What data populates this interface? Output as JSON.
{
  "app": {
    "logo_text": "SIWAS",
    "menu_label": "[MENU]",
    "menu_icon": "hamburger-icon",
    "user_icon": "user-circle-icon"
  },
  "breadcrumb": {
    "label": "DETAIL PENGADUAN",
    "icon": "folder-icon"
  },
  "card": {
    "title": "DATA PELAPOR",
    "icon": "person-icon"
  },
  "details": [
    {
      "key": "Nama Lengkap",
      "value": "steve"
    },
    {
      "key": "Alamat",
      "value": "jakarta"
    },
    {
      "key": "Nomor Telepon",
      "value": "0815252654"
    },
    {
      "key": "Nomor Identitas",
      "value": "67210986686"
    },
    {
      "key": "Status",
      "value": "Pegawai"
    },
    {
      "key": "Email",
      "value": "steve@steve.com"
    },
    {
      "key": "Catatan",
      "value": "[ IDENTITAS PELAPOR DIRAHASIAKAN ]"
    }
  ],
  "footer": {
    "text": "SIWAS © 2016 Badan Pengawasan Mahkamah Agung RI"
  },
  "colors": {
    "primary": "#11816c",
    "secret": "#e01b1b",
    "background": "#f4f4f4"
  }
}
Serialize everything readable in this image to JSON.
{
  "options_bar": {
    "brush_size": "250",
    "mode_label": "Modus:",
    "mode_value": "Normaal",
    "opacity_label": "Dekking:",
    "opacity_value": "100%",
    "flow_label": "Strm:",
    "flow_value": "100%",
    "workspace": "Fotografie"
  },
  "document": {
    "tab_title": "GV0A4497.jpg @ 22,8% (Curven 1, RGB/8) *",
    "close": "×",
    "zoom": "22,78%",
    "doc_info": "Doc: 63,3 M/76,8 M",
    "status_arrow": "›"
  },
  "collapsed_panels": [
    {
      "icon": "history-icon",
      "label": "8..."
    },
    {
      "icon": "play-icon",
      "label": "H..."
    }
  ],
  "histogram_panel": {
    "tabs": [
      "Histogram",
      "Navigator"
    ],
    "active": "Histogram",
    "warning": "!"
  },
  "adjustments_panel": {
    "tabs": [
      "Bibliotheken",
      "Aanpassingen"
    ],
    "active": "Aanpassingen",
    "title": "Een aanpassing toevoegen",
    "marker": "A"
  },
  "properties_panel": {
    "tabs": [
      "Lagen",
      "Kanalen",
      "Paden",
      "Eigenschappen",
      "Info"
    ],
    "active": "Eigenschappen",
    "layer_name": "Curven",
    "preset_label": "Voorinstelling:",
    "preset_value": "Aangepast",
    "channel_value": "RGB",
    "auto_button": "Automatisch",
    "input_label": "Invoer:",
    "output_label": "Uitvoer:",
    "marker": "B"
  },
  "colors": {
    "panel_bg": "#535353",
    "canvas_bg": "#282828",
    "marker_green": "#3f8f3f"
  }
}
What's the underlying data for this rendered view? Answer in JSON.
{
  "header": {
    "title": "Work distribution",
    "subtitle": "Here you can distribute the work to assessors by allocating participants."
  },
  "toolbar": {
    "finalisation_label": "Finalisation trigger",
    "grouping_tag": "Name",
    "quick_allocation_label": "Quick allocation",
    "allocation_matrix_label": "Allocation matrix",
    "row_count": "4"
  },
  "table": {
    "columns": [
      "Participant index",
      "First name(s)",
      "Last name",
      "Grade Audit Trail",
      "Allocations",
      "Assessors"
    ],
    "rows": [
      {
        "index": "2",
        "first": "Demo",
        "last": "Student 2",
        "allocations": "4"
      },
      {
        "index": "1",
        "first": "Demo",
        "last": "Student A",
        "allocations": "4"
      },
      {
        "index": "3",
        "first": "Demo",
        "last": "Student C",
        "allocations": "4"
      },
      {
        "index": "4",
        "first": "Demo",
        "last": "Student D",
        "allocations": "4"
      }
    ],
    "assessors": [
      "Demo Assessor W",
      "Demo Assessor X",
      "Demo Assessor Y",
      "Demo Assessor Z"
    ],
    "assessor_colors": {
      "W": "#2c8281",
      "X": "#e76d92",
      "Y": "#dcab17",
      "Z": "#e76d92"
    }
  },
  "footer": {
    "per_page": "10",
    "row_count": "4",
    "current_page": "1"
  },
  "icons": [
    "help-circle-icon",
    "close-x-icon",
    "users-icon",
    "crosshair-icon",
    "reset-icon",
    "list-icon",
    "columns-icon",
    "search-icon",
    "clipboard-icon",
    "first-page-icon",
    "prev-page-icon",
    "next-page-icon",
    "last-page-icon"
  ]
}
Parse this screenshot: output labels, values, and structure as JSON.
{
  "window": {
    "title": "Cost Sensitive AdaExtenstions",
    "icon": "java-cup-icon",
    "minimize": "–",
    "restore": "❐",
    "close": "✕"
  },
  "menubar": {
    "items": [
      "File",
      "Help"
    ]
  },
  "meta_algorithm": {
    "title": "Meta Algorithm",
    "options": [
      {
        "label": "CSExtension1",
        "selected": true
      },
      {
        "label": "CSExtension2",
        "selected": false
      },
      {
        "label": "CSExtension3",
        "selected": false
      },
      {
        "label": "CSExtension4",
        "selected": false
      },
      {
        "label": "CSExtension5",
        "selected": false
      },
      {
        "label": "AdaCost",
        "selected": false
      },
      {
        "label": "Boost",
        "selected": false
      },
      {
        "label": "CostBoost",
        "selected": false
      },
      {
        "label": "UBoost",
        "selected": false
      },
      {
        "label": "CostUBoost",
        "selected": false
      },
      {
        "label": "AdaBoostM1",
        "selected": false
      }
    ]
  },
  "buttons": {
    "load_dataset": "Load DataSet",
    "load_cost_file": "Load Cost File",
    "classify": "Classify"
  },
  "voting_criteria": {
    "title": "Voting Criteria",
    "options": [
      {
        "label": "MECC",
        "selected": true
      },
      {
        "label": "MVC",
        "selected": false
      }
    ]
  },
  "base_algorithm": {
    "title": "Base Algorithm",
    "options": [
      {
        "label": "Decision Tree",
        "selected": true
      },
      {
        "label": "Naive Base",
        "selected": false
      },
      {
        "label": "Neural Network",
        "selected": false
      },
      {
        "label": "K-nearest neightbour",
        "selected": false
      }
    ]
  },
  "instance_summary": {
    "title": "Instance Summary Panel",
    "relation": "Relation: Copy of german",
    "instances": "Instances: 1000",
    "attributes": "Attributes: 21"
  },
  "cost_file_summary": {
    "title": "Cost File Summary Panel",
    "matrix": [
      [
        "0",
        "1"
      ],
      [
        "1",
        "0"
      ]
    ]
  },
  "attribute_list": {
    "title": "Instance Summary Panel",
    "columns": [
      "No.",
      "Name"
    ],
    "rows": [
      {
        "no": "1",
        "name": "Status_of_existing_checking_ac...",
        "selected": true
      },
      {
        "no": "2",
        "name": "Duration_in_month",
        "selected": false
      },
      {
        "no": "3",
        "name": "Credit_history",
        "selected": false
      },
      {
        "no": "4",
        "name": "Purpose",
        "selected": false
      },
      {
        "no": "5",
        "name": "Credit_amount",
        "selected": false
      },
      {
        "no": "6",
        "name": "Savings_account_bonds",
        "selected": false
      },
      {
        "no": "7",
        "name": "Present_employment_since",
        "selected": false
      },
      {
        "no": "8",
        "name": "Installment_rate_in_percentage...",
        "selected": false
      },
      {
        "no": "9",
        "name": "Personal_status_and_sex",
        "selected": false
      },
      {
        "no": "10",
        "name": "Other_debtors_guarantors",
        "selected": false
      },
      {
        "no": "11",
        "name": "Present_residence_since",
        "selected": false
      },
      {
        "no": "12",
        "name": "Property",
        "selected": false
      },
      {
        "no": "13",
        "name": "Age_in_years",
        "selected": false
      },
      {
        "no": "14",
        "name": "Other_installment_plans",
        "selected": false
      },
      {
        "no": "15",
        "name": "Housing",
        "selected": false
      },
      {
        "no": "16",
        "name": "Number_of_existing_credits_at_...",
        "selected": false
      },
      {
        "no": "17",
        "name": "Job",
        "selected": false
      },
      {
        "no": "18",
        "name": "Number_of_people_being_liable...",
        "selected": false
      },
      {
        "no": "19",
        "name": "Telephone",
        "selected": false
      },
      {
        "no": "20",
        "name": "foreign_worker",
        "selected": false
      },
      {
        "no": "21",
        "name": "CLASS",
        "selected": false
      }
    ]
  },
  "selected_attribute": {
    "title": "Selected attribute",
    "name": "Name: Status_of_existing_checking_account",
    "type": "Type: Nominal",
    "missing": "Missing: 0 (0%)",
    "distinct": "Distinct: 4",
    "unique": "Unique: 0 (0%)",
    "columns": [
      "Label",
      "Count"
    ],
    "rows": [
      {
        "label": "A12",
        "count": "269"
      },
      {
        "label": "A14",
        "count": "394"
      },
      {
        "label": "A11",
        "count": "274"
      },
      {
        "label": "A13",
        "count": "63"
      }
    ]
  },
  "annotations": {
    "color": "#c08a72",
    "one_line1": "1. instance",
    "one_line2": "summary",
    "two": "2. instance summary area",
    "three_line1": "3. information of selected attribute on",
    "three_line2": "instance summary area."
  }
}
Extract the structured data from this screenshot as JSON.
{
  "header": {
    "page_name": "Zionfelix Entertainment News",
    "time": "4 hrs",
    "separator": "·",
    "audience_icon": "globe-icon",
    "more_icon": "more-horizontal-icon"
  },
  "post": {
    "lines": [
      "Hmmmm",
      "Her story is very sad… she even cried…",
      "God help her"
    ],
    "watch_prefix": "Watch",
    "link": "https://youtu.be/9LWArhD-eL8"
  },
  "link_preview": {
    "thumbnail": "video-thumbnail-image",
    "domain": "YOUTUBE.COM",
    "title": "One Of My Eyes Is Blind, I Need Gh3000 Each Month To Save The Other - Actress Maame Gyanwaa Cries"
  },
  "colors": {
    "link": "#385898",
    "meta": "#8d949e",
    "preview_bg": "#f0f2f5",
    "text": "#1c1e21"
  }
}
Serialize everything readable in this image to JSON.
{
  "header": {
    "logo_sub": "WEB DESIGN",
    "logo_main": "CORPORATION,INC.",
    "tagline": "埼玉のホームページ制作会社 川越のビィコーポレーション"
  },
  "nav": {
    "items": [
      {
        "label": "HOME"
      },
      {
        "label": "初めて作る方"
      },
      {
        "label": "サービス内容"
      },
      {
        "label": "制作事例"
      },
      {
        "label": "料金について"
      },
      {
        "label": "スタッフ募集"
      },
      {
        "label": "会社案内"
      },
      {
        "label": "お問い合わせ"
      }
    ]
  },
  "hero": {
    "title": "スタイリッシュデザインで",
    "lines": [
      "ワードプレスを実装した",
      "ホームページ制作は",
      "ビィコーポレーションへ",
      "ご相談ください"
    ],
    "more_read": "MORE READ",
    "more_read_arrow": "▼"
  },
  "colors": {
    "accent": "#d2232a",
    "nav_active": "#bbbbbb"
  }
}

____________

Required task:
Pick out and copy the lines of the material that include the word "circle".

Task result:
    "user_icon": "user-circle-icon"
    "help-circle-icon",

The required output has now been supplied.